'''
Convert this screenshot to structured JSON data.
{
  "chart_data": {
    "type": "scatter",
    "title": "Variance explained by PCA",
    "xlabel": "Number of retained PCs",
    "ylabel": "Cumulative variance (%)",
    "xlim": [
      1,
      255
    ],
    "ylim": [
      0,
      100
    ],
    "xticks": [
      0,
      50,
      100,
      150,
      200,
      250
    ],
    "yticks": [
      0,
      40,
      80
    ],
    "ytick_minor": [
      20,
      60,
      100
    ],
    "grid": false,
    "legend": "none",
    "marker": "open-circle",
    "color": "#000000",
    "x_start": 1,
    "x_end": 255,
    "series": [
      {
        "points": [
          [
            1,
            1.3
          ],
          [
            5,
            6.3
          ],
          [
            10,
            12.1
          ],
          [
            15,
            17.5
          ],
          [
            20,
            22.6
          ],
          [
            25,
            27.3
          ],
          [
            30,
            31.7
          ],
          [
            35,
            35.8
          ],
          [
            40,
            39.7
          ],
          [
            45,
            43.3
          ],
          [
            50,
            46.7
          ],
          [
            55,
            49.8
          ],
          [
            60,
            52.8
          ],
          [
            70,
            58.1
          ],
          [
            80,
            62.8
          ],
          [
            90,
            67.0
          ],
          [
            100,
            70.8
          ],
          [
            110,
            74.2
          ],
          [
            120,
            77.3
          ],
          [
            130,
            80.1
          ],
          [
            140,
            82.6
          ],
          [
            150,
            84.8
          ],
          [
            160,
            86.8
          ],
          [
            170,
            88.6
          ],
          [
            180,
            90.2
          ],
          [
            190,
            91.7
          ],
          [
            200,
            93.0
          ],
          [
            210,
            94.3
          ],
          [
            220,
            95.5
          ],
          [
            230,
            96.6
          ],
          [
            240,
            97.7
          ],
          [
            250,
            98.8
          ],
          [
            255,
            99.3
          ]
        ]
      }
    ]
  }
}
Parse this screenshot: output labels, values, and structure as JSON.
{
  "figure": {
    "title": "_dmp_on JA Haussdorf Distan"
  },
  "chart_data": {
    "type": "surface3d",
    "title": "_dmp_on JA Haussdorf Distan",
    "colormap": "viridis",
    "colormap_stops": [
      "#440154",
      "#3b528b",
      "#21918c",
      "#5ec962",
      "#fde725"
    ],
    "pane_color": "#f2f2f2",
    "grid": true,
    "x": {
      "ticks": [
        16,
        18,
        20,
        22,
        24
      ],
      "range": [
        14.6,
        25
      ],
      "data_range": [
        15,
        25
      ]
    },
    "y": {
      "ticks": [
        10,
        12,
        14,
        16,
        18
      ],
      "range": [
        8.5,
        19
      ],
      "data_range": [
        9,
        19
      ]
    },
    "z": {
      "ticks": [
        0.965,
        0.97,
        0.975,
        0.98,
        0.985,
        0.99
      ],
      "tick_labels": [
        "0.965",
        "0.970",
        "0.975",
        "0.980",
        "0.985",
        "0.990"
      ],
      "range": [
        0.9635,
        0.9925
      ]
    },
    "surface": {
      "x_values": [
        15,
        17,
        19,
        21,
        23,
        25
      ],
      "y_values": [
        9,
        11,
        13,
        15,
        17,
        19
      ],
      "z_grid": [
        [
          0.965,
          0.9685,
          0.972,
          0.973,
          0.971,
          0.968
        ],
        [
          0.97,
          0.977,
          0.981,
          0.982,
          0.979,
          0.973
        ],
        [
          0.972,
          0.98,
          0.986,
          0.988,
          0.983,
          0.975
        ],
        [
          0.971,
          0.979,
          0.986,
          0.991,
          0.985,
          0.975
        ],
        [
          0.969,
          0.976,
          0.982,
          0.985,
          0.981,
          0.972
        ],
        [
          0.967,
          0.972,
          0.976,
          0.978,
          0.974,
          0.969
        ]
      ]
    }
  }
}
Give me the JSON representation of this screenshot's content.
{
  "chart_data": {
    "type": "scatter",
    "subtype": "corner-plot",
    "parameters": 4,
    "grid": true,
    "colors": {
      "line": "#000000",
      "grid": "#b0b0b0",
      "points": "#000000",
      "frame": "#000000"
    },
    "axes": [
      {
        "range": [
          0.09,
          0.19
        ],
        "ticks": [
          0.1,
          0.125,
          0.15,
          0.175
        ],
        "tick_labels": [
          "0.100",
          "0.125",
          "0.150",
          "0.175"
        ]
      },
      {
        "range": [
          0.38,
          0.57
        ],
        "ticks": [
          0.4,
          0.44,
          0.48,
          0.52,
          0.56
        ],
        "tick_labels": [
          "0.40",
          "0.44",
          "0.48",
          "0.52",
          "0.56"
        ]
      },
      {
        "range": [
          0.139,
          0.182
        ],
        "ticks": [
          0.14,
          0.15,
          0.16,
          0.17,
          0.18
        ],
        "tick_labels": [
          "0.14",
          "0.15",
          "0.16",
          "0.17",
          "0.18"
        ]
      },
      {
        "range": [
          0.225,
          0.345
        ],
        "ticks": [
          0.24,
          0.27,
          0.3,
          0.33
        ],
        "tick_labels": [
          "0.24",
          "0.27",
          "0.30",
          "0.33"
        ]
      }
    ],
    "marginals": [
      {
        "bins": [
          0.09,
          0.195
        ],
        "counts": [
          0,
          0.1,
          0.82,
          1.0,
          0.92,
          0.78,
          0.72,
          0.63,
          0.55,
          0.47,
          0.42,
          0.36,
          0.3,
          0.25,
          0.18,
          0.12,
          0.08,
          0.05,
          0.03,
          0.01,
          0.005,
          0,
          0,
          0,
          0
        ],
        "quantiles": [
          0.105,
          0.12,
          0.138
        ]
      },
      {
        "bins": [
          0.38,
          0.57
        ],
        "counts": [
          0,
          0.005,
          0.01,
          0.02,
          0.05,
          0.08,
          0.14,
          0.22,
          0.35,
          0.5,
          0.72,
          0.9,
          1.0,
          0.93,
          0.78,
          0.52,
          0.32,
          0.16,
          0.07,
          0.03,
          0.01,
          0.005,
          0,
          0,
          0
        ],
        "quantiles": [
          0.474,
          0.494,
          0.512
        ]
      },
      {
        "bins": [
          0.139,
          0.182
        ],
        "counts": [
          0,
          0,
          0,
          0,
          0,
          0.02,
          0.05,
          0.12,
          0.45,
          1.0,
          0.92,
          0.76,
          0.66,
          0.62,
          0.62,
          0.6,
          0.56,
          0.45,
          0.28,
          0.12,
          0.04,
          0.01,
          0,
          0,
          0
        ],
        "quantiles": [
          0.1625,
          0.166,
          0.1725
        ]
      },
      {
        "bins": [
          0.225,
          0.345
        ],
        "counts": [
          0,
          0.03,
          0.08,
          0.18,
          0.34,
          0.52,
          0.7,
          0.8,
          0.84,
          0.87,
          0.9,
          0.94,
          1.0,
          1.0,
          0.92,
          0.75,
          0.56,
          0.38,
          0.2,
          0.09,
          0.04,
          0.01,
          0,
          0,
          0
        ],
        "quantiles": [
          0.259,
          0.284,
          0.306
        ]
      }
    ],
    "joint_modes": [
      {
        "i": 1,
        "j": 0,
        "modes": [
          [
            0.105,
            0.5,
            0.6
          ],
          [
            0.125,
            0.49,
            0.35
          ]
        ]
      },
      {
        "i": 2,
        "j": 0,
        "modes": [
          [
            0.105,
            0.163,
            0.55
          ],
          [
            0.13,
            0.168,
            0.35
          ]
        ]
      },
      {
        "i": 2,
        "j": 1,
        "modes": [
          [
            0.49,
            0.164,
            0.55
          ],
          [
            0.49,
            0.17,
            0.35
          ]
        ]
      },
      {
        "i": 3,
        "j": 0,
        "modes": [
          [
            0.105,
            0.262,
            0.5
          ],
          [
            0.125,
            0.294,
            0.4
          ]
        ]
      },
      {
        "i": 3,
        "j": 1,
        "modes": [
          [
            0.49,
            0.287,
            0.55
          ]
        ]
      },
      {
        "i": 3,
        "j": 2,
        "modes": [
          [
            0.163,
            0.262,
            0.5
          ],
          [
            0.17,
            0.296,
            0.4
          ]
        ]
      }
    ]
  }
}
'''
• [TASK DETAILS]
Pull out every line in the material above where "screenshot" occurs.

• [COMPLETE ANSWER]
Convert this screenshot to structured JSON data.
Parse this screenshot: output labels, values, and structure as JSON.
Give me the JSON representation of this screenshot's content.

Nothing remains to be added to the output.